== PROBLEM REQUIREMENTS ==
Only lines holding the word "ἐπιστολή" should be copied from the material.

== MATERIAL PROVIDED ==
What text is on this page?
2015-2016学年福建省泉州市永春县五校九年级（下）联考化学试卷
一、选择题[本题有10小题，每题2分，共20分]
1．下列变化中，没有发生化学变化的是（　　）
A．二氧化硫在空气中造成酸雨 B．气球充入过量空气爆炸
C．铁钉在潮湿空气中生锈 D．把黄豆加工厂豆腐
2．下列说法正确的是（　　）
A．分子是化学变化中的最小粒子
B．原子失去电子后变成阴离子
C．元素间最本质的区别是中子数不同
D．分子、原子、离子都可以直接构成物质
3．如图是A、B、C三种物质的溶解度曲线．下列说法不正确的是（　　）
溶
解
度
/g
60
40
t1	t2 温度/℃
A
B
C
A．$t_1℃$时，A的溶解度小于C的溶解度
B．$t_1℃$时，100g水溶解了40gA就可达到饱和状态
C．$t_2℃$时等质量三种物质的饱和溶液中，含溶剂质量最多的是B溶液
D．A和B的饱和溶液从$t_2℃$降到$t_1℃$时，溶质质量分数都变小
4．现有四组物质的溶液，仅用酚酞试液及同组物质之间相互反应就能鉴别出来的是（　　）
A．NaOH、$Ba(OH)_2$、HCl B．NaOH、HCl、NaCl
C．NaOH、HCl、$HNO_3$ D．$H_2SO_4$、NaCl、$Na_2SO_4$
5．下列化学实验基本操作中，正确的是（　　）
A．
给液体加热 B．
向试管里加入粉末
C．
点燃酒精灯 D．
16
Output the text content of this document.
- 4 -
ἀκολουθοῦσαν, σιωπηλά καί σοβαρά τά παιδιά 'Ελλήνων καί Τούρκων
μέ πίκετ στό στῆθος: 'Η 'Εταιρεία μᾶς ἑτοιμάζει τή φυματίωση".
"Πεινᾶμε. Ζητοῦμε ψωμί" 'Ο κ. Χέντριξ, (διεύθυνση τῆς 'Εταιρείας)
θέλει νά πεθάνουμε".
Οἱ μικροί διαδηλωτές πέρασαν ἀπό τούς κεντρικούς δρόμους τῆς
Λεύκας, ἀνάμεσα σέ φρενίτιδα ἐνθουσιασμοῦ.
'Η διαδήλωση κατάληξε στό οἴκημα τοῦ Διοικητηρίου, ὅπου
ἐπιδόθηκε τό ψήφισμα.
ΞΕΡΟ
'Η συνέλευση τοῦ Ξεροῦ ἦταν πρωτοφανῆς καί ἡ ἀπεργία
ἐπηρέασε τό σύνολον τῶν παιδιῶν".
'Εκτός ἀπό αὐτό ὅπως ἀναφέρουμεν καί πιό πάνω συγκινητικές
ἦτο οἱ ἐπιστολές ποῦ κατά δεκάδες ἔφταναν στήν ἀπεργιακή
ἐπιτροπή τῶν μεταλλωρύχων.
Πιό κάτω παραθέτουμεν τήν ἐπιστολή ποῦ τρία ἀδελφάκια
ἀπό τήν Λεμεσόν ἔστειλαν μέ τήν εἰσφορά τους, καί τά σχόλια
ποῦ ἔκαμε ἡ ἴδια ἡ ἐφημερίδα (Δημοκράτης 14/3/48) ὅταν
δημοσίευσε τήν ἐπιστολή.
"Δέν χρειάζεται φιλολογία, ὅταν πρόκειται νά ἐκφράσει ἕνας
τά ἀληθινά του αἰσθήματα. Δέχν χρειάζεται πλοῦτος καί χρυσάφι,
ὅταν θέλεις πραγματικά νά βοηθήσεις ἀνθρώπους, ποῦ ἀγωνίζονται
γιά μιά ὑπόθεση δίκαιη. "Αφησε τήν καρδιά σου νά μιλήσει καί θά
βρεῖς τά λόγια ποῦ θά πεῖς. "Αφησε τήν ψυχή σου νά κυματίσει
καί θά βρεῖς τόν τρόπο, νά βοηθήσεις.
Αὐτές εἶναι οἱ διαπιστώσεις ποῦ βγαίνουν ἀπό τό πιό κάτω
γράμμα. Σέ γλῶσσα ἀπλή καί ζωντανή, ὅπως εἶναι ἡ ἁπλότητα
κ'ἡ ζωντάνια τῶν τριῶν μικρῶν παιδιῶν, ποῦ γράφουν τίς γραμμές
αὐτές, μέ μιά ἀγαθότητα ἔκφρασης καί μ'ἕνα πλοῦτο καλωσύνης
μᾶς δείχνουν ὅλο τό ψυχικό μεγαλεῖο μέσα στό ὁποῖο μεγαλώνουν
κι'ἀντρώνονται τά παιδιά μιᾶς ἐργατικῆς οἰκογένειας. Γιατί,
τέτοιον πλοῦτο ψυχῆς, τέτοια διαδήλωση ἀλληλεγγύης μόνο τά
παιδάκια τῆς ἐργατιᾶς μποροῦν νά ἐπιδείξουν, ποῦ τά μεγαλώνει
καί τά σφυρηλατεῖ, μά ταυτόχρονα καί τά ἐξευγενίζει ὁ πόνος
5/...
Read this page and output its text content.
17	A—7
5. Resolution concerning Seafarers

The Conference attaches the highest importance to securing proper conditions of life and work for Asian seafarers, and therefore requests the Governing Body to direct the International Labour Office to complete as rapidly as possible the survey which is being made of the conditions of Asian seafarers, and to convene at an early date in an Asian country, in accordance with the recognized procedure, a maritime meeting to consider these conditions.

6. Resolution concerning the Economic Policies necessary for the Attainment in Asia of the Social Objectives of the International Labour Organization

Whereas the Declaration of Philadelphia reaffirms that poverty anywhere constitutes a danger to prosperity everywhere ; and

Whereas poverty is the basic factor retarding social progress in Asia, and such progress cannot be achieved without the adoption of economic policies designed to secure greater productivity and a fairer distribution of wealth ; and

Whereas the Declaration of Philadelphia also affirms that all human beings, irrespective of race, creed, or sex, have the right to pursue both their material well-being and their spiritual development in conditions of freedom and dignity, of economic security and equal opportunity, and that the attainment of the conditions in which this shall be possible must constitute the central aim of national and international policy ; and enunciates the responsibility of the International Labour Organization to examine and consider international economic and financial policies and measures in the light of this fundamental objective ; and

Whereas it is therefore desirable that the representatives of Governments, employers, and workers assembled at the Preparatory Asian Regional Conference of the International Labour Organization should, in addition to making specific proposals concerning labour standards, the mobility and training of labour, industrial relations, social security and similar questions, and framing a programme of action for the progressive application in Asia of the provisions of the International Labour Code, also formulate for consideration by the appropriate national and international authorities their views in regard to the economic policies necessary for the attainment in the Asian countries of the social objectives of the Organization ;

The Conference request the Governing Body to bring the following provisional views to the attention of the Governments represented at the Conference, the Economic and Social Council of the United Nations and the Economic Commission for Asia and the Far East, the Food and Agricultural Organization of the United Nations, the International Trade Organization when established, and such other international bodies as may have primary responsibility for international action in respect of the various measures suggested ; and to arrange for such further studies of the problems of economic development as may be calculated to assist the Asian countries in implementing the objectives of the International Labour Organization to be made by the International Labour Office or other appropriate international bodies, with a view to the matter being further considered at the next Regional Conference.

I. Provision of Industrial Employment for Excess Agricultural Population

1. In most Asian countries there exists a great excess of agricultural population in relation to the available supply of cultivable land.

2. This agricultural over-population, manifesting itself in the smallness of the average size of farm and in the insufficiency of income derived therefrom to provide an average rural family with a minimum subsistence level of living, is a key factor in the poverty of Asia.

== ANSWER TO THE PROBLEM ==
Πιό κάτω παραθέτουμεν τήν ἐπιστολή ποῦ τρία ἀδελφάκια
δημοσίευσε τήν ἐπιστολή.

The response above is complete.